◆ **THE REQUEST**: Reproduce the material exactly, omitting nothing.

--- start ---

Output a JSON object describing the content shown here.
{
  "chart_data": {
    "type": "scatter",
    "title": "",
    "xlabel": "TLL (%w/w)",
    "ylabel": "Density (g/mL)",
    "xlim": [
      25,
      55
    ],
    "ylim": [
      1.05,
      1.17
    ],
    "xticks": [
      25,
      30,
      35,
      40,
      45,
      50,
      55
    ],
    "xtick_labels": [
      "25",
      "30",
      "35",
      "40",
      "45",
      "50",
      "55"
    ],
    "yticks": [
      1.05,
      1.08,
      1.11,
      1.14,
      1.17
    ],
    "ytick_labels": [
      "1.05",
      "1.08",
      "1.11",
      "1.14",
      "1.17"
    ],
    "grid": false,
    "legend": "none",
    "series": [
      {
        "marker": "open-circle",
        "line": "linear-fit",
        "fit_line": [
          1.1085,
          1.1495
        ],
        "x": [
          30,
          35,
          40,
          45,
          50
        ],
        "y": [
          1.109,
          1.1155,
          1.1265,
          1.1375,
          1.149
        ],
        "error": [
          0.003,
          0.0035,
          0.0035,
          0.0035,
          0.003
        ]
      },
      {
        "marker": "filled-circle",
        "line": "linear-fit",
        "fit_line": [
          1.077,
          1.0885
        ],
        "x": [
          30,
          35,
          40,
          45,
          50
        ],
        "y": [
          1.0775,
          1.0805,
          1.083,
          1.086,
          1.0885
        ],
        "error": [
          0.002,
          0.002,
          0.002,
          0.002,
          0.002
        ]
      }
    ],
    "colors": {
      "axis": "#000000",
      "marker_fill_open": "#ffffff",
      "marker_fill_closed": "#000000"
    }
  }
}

--- end ---

◆ **RESULT FOR THIS TASK**:
Output a JSON object describing the content shown here.
{
  "chart_data": {
    "type": "scatter",
    "title": "",
    "xlabel": "TLL (%w/w)",
    "ylabel": "Density (g/mL)",
    "xlim": [
      25,
      55
    ],
    "ylim": [
      1.05,
      1.17
    ],
    "xticks": [
      25,
      30,
      35,
      40,
      45,
      50,
      55
    ],
    "xtick_labels": [
      "25",
      "30",
      "35",
      "40",
      "45",
      "50",
      "55"
    ],
    "yticks": [
      1.05,
      1.08,
      1.11,
      1.14,
      1.17
    ],
    "ytick_labels": [
      "1.05",
      "1.08",
      "1.11",
      "1.14",
      "1.17"
    ],
    "grid": false,
    "legend": "none",
    "series": [
      {
        "marker": "open-circle",
        "line": "linear-fit",
        "fit_line": [
          1.1085,
          1.1495
        ],
        "x": [
          30,
          35,
          40,
          45,
          50
        ],
        "y": [
          1.109,
          1.1155,
          1.1265,
          1.1375,
          1.149
        ],
        "error": [
          0.003,
          0.0035,
          0.0035,
          0.0035,
          0.003
        ]
      },
      {
        "marker": "filled-circle",
        "line": "linear-fit",
        "fit_line": [
          1.077,
          1.0885
        ],
        "x": [
          30,
          35,
          40,
          45,
          50
        ],
        "y": [
          1.0775,
          1.0805,
          1.083,
          1.086,
          1.0885
        ],
        "error": [
          0.002,
          0.002,
          0.002,
          0.002,
          0.002
        ]
      }
    ],
    "colors": {
      "axis": "#000000",
      "marker_fill_open": "#ffffff",
      "marker_fill_closed": "#000000"
    }
  }
}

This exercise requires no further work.